··· Records supplied ···

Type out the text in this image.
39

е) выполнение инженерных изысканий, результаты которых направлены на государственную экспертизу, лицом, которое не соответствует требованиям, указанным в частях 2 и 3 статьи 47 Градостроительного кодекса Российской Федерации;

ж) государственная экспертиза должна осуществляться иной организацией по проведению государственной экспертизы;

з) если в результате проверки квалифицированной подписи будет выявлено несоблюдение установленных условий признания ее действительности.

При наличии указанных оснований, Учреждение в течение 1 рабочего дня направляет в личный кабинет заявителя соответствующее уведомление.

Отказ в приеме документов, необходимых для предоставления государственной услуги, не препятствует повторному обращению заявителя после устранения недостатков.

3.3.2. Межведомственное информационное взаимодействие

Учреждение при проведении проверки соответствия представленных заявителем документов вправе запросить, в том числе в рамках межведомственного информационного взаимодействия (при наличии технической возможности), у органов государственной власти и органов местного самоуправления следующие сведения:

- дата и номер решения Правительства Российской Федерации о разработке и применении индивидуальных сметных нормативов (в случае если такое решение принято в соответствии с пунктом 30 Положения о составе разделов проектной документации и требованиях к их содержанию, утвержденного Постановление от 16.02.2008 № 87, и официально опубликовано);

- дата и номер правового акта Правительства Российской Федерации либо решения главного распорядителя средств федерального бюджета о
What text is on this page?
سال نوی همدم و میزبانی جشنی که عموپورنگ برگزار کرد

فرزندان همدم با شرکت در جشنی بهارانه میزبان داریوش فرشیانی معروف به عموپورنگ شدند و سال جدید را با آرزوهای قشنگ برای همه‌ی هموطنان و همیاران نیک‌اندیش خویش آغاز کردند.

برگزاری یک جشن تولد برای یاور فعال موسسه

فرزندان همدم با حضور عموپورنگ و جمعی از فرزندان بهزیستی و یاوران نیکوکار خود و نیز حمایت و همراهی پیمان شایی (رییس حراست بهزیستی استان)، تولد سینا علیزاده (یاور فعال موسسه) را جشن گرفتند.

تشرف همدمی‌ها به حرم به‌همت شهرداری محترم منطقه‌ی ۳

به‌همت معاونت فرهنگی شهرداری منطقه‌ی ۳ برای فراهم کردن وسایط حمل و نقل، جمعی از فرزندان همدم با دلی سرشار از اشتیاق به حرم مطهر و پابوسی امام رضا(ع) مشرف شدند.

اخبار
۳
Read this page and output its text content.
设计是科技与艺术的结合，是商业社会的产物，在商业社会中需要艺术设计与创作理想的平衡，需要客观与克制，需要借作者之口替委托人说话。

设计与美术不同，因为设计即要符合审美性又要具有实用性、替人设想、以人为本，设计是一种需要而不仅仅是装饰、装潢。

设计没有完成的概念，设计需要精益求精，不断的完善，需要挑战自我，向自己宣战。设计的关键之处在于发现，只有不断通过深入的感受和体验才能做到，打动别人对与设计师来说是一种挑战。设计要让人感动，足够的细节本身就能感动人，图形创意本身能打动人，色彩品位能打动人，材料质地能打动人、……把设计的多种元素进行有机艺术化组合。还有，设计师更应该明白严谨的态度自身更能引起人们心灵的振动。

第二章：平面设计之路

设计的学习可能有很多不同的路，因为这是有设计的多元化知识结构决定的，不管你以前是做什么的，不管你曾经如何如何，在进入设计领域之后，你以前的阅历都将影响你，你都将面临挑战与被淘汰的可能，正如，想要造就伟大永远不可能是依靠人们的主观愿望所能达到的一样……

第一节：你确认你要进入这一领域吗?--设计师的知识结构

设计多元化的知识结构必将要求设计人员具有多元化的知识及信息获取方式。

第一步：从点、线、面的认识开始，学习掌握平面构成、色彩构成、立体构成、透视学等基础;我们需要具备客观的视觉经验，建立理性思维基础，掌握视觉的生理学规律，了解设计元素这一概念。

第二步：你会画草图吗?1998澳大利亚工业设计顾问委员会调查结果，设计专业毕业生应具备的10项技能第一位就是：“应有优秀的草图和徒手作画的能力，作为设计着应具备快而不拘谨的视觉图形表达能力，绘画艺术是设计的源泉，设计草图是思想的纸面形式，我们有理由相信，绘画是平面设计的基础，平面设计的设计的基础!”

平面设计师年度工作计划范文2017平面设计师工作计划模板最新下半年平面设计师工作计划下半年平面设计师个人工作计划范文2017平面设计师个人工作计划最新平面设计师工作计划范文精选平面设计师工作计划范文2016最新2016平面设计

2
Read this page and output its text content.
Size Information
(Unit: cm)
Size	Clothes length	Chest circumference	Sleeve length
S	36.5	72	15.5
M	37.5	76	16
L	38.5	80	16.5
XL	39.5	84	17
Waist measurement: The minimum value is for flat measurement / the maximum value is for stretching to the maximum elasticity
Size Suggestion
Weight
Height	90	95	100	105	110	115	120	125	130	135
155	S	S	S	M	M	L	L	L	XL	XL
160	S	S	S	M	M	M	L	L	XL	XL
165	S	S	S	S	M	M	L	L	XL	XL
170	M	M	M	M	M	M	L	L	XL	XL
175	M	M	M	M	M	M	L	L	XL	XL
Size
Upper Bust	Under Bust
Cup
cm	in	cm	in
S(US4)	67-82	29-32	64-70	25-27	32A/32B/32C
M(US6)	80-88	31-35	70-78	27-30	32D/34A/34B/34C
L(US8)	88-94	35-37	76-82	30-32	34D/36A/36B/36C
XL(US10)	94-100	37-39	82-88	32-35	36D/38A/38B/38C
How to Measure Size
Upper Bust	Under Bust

···

### [Instruction]
Check each line of the records for the string "یاور" and state how many lines contain it. Give only the number.

### [Finished answer]
2